- _PROBLEM REQUIREMENTS_: Print out each entry below exactly, please.

•••

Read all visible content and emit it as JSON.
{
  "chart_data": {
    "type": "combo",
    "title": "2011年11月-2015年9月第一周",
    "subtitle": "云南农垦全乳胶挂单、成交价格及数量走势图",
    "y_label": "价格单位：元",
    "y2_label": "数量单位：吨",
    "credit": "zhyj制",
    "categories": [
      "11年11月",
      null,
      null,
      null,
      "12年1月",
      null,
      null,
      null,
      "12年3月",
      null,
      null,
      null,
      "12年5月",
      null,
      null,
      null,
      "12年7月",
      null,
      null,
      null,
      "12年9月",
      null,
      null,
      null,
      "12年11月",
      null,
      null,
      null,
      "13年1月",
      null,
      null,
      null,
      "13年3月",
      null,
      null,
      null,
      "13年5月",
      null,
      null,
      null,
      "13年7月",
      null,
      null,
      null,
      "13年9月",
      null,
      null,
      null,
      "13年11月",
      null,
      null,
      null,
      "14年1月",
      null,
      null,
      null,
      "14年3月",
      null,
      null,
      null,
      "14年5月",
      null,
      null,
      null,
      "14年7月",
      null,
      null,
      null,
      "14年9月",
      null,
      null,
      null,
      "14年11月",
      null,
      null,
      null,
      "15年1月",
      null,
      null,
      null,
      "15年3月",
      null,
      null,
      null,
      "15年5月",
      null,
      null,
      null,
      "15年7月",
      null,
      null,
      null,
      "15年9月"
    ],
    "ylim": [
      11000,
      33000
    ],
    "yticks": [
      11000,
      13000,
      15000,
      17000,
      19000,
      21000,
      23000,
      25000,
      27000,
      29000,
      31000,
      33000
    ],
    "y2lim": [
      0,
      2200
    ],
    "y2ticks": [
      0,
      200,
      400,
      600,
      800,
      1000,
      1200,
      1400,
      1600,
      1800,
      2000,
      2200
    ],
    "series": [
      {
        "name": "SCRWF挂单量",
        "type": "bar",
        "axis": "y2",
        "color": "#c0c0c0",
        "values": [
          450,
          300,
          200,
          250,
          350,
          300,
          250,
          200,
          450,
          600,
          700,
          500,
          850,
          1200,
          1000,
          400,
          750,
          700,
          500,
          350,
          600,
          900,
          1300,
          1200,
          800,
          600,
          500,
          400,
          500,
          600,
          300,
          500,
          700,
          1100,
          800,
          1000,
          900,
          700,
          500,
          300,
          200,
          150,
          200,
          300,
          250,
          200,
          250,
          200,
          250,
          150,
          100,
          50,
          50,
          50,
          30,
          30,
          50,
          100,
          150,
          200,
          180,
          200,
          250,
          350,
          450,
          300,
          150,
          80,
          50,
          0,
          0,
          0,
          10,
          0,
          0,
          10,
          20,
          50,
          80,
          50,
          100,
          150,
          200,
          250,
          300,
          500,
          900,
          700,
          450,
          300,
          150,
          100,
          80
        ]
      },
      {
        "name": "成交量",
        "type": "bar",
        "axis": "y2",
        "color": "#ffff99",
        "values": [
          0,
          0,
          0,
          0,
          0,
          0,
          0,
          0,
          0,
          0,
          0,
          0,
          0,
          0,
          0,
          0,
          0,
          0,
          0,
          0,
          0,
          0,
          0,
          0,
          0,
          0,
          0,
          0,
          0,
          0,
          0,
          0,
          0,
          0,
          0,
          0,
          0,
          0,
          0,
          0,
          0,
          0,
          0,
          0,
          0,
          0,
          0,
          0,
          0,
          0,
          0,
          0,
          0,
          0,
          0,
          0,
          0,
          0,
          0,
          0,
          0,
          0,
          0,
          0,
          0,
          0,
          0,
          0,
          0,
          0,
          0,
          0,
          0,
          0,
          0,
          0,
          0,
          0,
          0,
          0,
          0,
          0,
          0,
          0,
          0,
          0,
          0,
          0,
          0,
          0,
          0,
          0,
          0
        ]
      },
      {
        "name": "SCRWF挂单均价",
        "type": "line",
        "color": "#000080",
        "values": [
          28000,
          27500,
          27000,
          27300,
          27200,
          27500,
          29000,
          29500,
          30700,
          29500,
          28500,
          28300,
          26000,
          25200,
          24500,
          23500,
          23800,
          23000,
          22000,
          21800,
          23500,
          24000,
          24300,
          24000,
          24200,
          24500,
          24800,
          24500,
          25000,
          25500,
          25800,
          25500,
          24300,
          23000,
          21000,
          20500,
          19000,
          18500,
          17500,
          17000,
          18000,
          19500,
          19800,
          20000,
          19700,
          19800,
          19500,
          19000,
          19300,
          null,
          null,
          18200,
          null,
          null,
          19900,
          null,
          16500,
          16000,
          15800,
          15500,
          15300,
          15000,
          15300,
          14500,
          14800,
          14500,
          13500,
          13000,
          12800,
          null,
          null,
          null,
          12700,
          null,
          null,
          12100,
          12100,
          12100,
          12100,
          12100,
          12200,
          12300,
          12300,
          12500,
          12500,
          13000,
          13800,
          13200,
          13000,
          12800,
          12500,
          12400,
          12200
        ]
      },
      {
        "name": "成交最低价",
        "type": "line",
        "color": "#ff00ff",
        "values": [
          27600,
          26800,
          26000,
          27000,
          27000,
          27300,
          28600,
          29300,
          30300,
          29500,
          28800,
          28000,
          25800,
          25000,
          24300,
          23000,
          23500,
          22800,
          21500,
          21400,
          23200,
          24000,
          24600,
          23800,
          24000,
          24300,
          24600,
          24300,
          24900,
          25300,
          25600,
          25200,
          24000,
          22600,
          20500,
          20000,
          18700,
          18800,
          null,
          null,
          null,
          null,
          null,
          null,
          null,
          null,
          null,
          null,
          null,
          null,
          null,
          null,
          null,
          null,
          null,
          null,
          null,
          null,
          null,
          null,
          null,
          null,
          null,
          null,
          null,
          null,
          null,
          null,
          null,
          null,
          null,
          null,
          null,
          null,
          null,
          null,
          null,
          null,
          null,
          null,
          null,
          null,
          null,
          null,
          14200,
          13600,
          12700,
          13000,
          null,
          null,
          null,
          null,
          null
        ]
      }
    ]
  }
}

•••

- _SOLUTION BELOW_:
Read all visible content and emit it as JSON.
{
  "chart_data": {
    "type": "combo",
    "title": "2011年11月-2015年9月第一周",
    "subtitle": "云南农垦全乳胶挂单、成交价格及数量走势图",
    "y_label": "价格单位：元",
    "y2_label": "数量单位：吨",
    "credit": "zhyj制",
    "categories": [
      "11年11月",
      null,
      null,
      null,
      "12年1月",
      null,
      null,
      null,
      "12年3月",
      null,
      null,
      null,
      "12年5月",
      null,
      null,
      null,
      "12年7月",
      null,
      null,
      null,
      "12年9月",
      null,
      null,
      null,
      "12年11月",
      null,
      null,
      null,
      "13年1月",
      null,
      null,
      null,
      "13年3月",
      null,
      null,
      null,
      "13年5月",
      null,
      null,
      null,
      "13年7月",
      null,
      null,
      null,
      "13年9月",
      null,
      null,
      null,
      "13年11月",
      null,
      null,
      null,
      "14年1月",
      null,
      null,
      null,
      "14年3月",
      null,
      null,
      null,
      "14年5月",
      null,
      null,
      null,
      "14年7月",
      null,
      null,
      null,
      "14年9月",
      null,
      null,
      null,
      "14年11月",
      null,
      null,
      null,
      "15年1月",
      null,
      null,
      null,
      "15年3月",
      null,
      null,
      null,
      "15年5月",
      null,
      null,
      null,
      "15年7月",
      null,
      null,
      null,
      "15年9月"
    ],
    "ylim": [
      11000,
      33000
    ],
    "yticks": [
      11000,
      13000,
      15000,
      17000,
      19000,
      21000,
      23000,
      25000,
      27000,
      29000,
      31000,
      33000
    ],
    "y2lim": [
      0,
      2200
    ],
    "y2ticks": [
      0,
      200,
      400,
      600,
      800,
      1000,
      1200,
      1400,
      1600,
      1800,
      2000,
      2200
    ],
    "series": [
      {
        "name": "SCRWF挂单量",
        "type": "bar",
        "axis": "y2",
        "color": "#c0c0c0",
        "values": [
          450,
          300,
          200,
          250,
          350,
          300,
          250,
          200,
          450,
          600,
          700,
          500,
          850,
          1200,
          1000,
          400,
          750,
          700,
          500,
          350,
          600,
          900,
          1300,
          1200,
          800,
          600,
          500,
          400,
          500,
          600,
          300,
          500,
          700,
          1100,
          800,
          1000,
          900,
          700,
          500,
          300,
          200,
          150,
          200,
          300,
          250,
          200,
          250,
          200,
          250,
          150,
          100,
          50,
          50,
          50,
          30,
          30,
          50,
          100,
          150,
          200,
          180,
          200,
          250,
          350,
          450,
          300,
          150,
          80,
          50,
          0,
          0,
          0,
          10,
          0,
          0,
          10,
          20,
          50,
          80,
          50,
          100,
          150,
          200,
          250,
          300,
          500,
          900,
          700,
          450,
          300,
          150,
          100,
          80
        ]
      },
      {
        "name": "成交量",
        "type": "bar",
        "axis": "y2",
        "color": "#ffff99",
        "values": [
          0,
          0,
          0,
          0,
          0,
          0,
          0,
          0,
          0,
          0,
          0,
          0,
          0,
          0,
          0,
          0,
          0,
          0,
          0,
          0,
          0,
          0,
          0,
          0,
          0,
          0,
          0,
          0,
          0,
          0,
          0,
          0,
          0,
          0,
          0,
          0,
          0,
          0,
          0,
          0,
          0,
          0,
          0,
          0,
          0,
          0,
          0,
          0,
          0,
          0,
          0,
          0,
          0,
          0,
          0,
          0,
          0,
          0,
          0,
          0,
          0,
          0,
          0,
          0,
          0,
          0,
          0,
          0,
          0,
          0,
          0,
          0,
          0,
          0,
          0,
          0,
          0,
          0,
          0,
          0,
          0,
          0,
          0,
          0,
          0,
          0,
          0,
          0,
          0,
          0,
          0,
          0,
          0
        ]
      },
      {
        "name": "SCRWF挂单均价",
        "type": "line",
        "color": "#000080",
        "values": [
          28000,
          27500,
          27000,
          27300,
          27200,
          27500,
          29000,
          29500,
          30700,
          29500,
          28500,
          28300,
          26000,
          25200,
          24500,
          23500,
          23800,
          23000,
          22000,
          21800,
          23500,
          24000,
          24300,
          24000,
          24200,
          24500,
          24800,
          24500,
          25000,
          25500,
          25800,
          25500,
          24300,
          23000,
          21000,
          20500,
          19000,
          18500,
          17500,
          17000,
          18000,
          19500,
          19800,
          20000,
          19700,
          19800,
          19500,
          19000,
          19300,
          null,
          null,
          18200,
          null,
          null,
          19900,
          null,
          16500,
          16000,
          15800,
          15500,
          15300,
          15000,
          15300,
          14500,
          14800,
          14500,
          13500,
          13000,
          12800,
          null,
          null,
          null,
          12700,
          null,
          null,
          12100,
          12100,
          12100,
          12100,
          12100,
          12200,
          12300,
          12300,
          12500,
          12500,
          13000,
          13800,
          13200,
          13000,
          12800,
          12500,
          12400,
          12200
        ]
      },
      {
        "name": "成交最低价",
        "type": "line",
        "color": "#ff00ff",
        "values": [
          27600,
          26800,
          26000,
          27000,
          27000,
          27300,
          28600,
          29300,
          30300,
          29500,
          28800,
          28000,
          25800,
          25000,
          24300,
          23000,
          23500,
          22800,
          21500,
          21400,
          23200,
          24000,
          24600,
          23800,
          24000,
          24300,
          24600,
          24300,
          24900,
          25300,
          25600,
          25200,
          24000,
          22600,
          20500,
          20000,
          18700,
          18800,
          null,
          null,
          null,
          null,
          null,
          null,
          null,
          null,
          null,
          null,
          null,
          null,
          null,
          null,
          null,
          null,
          null,
          null,
          null,
          null,
          null,
          null,
          null,
          null,
          null,
          null,
          null,
          null,
          null,
          null,
          null,
          null,
          null,
          null,
          null,
          null,
          null,
          null,
          null,
          null,
          null,
          null,
          null,
          null,
          null,
          null,
          14200,
          13600,
          12700,
          13000,
          null,
          null,
          null,
          null,
          null
        ]
      }
    ]
  }
}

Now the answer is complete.